● **Selected excerpt**:
◇ ◇ ◇

13 It appears that the shareholders of SAH have passed circular resolutions providing for the amendment of the Articles of Association to comply with the requirements of the Corporations Law in relation to the issue of redeemable preference shares of the kind that are the subject of this application. The resolutions also authorise SAH to make an application to the Court under s 254E(1) of the Corporations Act 2001 (Cth) for an order validating and confirming the terms of the purported issues.
14 According to Mr Grundy the relevant shares are unencumbered. SAH is solvent and able to meet its debts as and when they fall due. This position should not be affected by the orders sought or by the passing of the shareholders resolution. He was unaware that any prejudice would be caused to any third parties including creditors of SAH.
15 On 2 December 2003, Mr Shervington of Minter Ellison wrote to the WA Regional Commissioner of ASIC advising of this application. A copy of the application and the supporting affidavit of Mr Grundy were attached to that letter. The date of hearing of the application was also notified. The ASIC wrote back to Minter Ellison on 18 December 2003 stating:
‘Based on the materials provided to ASIC on 3 December 2003, ASIC does not oppose the orders sought in the above matters and does not intend to appear at the hearing of the application under s254E of the Corporations Act 2001 set down for 16 February 2004.’
The Statutory Framework
16 The present application is brought pursuant to s 254E of the Corporations Act which provides:
"254E(1) On application by a company, a shareholder, a creditor or any other person whose interests have been or may be affected, the Court may make an order validating, or confirming the terms of, a purported issue of shares if:
(a) the issue is or may be invalid for any reason; or
(b) the terms of the issue are inconsistent with or not authorised by:
(i) this Act; or
(ii) another law of a State or Territory; or
(iii) the company’s constitution (if any).
(2) On lodgment of a copy of the order with ASIC, the order has effect from the time of the purported issue."

◇ ◇ ◇

● **Work to complete**: Please rewrite the part of the excerpt that starts at "13 It appears" and runs through "the purported issues.", changing "circular resolutions" to "written resolutions".

◇ ◇ ◇

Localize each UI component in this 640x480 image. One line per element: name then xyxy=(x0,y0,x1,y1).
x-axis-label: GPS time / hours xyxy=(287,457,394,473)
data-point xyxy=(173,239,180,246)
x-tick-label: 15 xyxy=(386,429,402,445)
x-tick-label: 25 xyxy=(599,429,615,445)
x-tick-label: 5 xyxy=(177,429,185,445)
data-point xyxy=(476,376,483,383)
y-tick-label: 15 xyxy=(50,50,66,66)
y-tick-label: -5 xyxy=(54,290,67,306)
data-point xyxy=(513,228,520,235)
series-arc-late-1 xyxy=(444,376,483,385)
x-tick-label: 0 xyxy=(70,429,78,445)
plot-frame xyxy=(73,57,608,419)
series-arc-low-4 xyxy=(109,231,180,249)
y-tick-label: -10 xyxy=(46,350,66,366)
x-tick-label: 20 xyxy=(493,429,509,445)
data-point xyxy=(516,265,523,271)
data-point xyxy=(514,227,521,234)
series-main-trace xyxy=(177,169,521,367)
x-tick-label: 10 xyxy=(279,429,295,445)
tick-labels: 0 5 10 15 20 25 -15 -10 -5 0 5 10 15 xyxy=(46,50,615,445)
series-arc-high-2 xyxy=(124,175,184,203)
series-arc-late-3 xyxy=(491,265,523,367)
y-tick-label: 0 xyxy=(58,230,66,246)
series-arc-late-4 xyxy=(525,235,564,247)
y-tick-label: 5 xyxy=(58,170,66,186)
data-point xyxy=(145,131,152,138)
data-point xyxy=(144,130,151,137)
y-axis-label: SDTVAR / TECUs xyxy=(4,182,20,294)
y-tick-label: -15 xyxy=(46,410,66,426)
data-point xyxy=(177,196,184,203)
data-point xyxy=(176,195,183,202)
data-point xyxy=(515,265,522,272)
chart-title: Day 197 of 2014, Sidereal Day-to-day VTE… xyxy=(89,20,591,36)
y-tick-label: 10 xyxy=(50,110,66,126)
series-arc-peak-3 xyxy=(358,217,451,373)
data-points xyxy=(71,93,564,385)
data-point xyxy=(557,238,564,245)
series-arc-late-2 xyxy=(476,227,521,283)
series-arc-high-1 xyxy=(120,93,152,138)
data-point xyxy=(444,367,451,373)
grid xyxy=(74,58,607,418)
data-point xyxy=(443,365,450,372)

◇ ◇ ◇

● **Response below**:
13 It appears that the shareholders of SAH have passed written resolutions providing for the amendment of the Articles of Association to comply with the requirements of the Corporations Law in relation to the issue of redeemable preference shares of the kind that are the subject of this application. The resolutions also authorise SAH to make an application to the Court under s 254E(1) of the Corporations Act 2001 (Cth) for an order validating and confirming the terms of the purported issues.